# Description of the task
Make an exact copy of the lines, leaving the pictures out.

# Data for processing
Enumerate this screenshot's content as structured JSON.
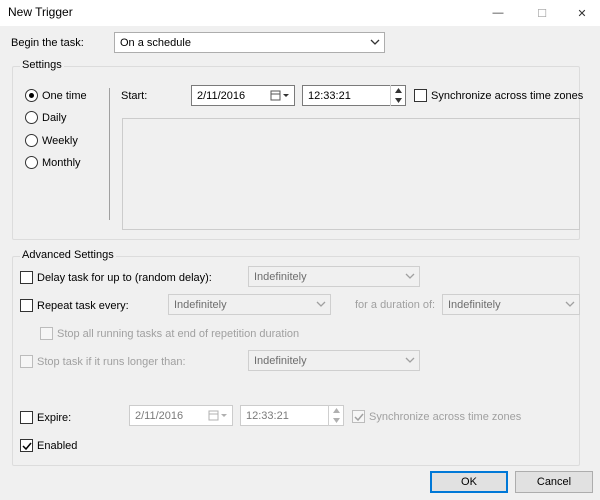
{
  "window": {
    "title": "New Trigger",
    "minimize_glyph": "—",
    "maximize_glyph": "☐",
    "close_glyph": "✕"
  },
  "begin": {
    "label": "Begin the task:",
    "value": "On a schedule"
  },
  "settings": {
    "group_title": "Settings",
    "radios": [
      {
        "label": "One time",
        "selected": true
      },
      {
        "label": "Daily",
        "selected": false
      },
      {
        "label": "Weekly",
        "selected": false
      },
      {
        "label": "Monthly",
        "selected": false
      }
    ],
    "start_label": "Start:",
    "start_date": "2/11/2016",
    "start_time": "12:33:21",
    "sync_label": "Synchronize across time zones",
    "sync_checked": false
  },
  "advanced": {
    "group_title": "Advanced Settings",
    "delay_label": "Delay task for up to (random delay):",
    "delay_value": "Indefinitely",
    "repeat_label": "Repeat task every:",
    "repeat_value": "Indefinitely",
    "duration_label": "for a duration of:",
    "duration_value": "Indefinitely",
    "stop_all_label": "Stop all running tasks at end of repetition duration",
    "stop_longer_label": "Stop task if it runs longer than:",
    "stop_longer_value": "Indefinitely",
    "expire_label": "Expire:",
    "expire_date": "2/11/2016",
    "expire_time": "12:33:21",
    "expire_sync_label": "Synchronize across time zones",
    "enabled_label": "Enabled",
    "enabled_checked": true
  },
  "buttons": {
    "ok": "OK",
    "cancel": "Cancel"
  },
  "colors": {
    "accent": "#0078d7",
    "background": "#f0f0f0"
  }
}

# Correct response
Enumerate this screenshot's content as structured JSON.
{
  "window": {
    "title": "New Trigger",
    "minimize_glyph": "—",
    "maximize_glyph": "☐",
    "close_glyph": "✕"
  },
  "begin": {
    "label": "Begin the task:",
    "value": "On a schedule"
  },
  "settings": {
    "group_title": "Settings",
    "radios": [
      {
        "label": "One time",
        "selected": true
      },
      {
        "label": "Daily",
        "selected": false
      },
      {
        "label": "Weekly",
        "selected": false
      },
      {
        "label": "Monthly",
        "selected": false
      }
    ],
    "start_label": "Start:",
    "start_date": "2/11/2016",
    "start_time": "12:33:21",
    "sync_label": "Synchronize across time zones",
    "sync_checked": false
  },
  "advanced": {
    "group_title": "Advanced Settings",
    "delay_label": "Delay task for up to (random delay):",
    "delay_value": "Indefinitely",
    "repeat_label": "Repeat task every:",
    "repeat_value": "Indefinitely",
    "duration_label": "for a duration of:",
    "duration_value": "Indefinitely",
    "stop_all_label": "Stop all running tasks at end of repetition duration",
    "stop_longer_label": "Stop task if it runs longer than:",
    "stop_longer_value": "Indefinitely",
    "expire_label": "Expire:",
    "expire_date": "2/11/2016",
    "expire_time": "12:33:21",
    "expire_sync_label": "Synchronize across time zones",
    "enabled_label": "Enabled",
    "enabled_checked": true
  },
  "buttons": {
    "ok": "OK",
    "cancel": "Cancel"
  },
  "colors": {
    "accent": "#0078d7",
    "background": "#f0f0f0"
  }
}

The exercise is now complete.